WHAT YOU HAVE TO DO: In the listing below, find each line containing "hiếu" and report it.
"""
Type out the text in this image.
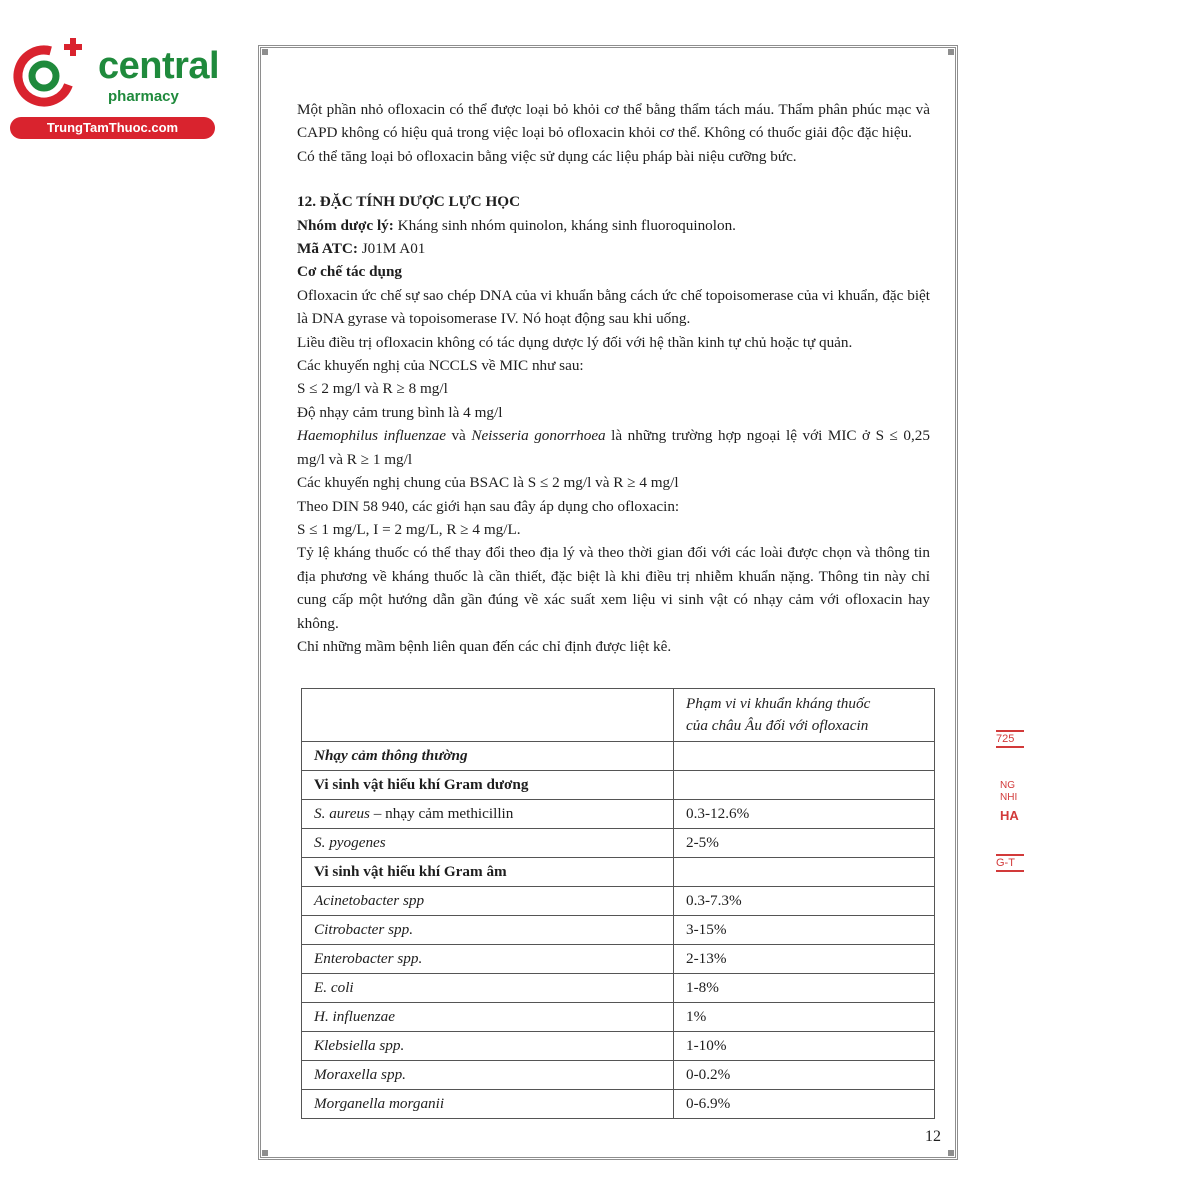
central
pharmacy
TrungTamThuoc.com

Một phần nhỏ ofloxacin có thể được loại bỏ khỏi cơ thể bằng thẩm tách máu. Thẩm phân phúc mạc và CAPD không có hiệu quả trong việc loại bỏ ofloxacin khỏi cơ thể. Không có thuốc giải độc đặc hiệu.

Có thể tăng loại bỏ ofloxacin bằng việc sử dụng các liệu pháp bài niệu cưỡng bức.

12. ĐẶC TÍNH DƯỢC LỰC HỌC

Nhóm dược lý: Kháng sinh nhóm quinolon, kháng sinh fluoroquinolon.

Mã ATC: J01M A01

Cơ chế tác dụng

Ofloxacin ức chế sự sao chép DNA của vi khuẩn bằng cách ức chế topoisomerase của vi khuẩn, đặc biệt là DNA gyrase và topoisomerase IV. Nó hoạt động sau khi uống.

Liều điều trị ofloxacin không có tác dụng dược lý đối với hệ thần kinh tự chủ hoặc tự quản.

Các khuyến nghị của NCCLS về MIC như sau:

S ≤ 2 mg/l và R ≥ 8 mg/l

Độ nhạy cảm trung bình là 4 mg/l

Haemophilus influenzae và Neisseria gonorrhoea là những trường hợp ngoại lệ với MIC ở S ≤ 0,25 mg/l và R ≥ 1 mg/l

Các khuyến nghị chung của BSAC là S ≤ 2 mg/l và R ≥ 4 mg/l

Theo DIN 58 940, các giới hạn sau đây áp dụng cho ofloxacin:

S ≤ 1 mg/L, I = 2 mg/L, R ≥ 4 mg/L.

Tỷ lệ kháng thuốc có thể thay đổi theo địa lý và theo thời gian đối với các loài được chọn và thông tin địa phương về kháng thuốc là cần thiết, đặc biệt là khi điều trị nhiễm khuẩn nặng. Thông tin này chỉ cung cấp một hướng dẫn gần đúng về xác suất xem liệu vi sinh vật có nhạy cảm với ofloxacin hay không.

Chỉ những mầm bệnh liên quan đến các chỉ định được liệt kê.

	Phạm vi vi khuẩn kháng thuốc
của châu Âu đối với ofloxacin

Nhạy cảm thông thường	
Vi sinh vật hiếu khí Gram dương	
S. aureus – nhạy cảm methicillin	0.3-12.6%
S. pyogenes	2-5%
Vi sinh vật hiếu khí Gram âm	
Acinetobacter spp	0.3-7.3%
Citrobacter spp.	3-15%
Enterobacter spp.	2-13%
E. coli	1-8%
H. influenzae	1%
Klebsiella spp.	1-10%
Moraxella spp.	0-0.2%
Morganella morganii	0-6.9%
12
725
NG
NHI
HA
G-T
"""
RESPONSE:
Vi sinh vật hiếu khí Gram dương	
Vi sinh vật hiếu khí Gram âm	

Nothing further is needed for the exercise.